● **Source data**:
>>>

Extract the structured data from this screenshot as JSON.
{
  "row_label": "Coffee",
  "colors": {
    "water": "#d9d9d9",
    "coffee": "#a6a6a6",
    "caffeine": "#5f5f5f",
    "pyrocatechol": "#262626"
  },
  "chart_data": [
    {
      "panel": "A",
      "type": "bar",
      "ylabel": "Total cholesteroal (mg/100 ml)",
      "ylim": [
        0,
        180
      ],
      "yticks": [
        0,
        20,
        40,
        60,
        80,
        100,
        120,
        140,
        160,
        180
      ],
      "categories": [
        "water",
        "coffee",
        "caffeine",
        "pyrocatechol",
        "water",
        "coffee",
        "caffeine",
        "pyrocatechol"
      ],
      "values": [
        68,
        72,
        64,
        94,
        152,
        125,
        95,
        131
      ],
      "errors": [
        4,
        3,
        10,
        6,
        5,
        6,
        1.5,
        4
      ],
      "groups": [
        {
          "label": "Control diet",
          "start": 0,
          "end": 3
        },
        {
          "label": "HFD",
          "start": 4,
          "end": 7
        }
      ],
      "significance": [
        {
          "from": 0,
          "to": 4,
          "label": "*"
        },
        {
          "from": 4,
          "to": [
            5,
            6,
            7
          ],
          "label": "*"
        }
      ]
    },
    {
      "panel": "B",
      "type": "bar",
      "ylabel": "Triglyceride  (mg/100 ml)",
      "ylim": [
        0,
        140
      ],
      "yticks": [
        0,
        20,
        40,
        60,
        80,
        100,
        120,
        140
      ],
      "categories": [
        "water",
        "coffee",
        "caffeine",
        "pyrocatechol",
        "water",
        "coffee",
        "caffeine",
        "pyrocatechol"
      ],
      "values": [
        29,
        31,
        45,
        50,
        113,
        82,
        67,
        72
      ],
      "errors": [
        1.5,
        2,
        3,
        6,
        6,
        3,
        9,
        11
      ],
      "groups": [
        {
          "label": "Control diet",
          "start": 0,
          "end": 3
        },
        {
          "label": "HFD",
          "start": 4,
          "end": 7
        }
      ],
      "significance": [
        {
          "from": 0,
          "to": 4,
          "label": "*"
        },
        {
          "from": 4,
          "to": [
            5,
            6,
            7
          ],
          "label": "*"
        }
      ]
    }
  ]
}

<<<

● **Problem details**: Extract the data in full. Keep it word for word.

● **Task answer**:
Extract the structured data from this screenshot as JSON.
{
  "row_label": "Coffee",
  "colors": {
    "water": "#d9d9d9",
    "coffee": "#a6a6a6",
    "caffeine": "#5f5f5f",
    "pyrocatechol": "#262626"
  },
  "chart_data": [
    {
      "panel": "A",
      "type": "bar",
      "ylabel": "Total cholesteroal (mg/100 ml)",
      "ylim": [
        0,
        180
      ],
      "yticks": [
        0,
        20,
        40,
        60,
        80,
        100,
        120,
        140,
        160,
        180
      ],
      "categories": [
        "water",
        "coffee",
        "caffeine",
        "pyrocatechol",
        "water",
        "coffee",
        "caffeine",
        "pyrocatechol"
      ],
      "values": [
        68,
        72,
        64,
        94,
        152,
        125,
        95,
        131
      ],
      "errors": [
        4,
        3,
        10,
        6,
        5,
        6,
        1.5,
        4
      ],
      "groups": [
        {
          "label": "Control diet",
          "start": 0,
          "end": 3
        },
        {
          "label": "HFD",
          "start": 4,
          "end": 7
        }
      ],
      "significance": [
        {
          "from": 0,
          "to": 4,
          "label": "*"
        },
        {
          "from": 4,
          "to": [
            5,
            6,
            7
          ],
          "label": "*"
        }
      ]
    },
    {
      "panel": "B",
      "type": "bar",
      "ylabel": "Triglyceride  (mg/100 ml)",
      "ylim": [
        0,
        140
      ],
      "yticks": [
        0,
        20,
        40,
        60,
        80,
        100,
        120,
        140
      ],
      "categories": [
        "water",
        "coffee",
        "caffeine",
        "pyrocatechol",
        "water",
        "coffee",
        "caffeine",
        "pyrocatechol"
      ],
      "values": [
        29,
        31,
        45,
        50,
        113,
        82,
        67,
        72
      ],
      "errors": [
        1.5,
        2,
        3,
        6,
        6,
        3,
        9,
        11
      ],
      "groups": [
        {
          "label": "Control diet",
          "start": 0,
          "end": 3
        },
        {
          "label": "HFD",
          "start": 4,
          "end": 7
        }
      ],
      "significance": [
        {
          "from": 0,
          "to": 4,
          "label": "*"
        },
        {
          "from": 4,
          "to": [
            5,
            6,
            7
          ],
          "label": "*"
        }
      ]
    }
  ]
}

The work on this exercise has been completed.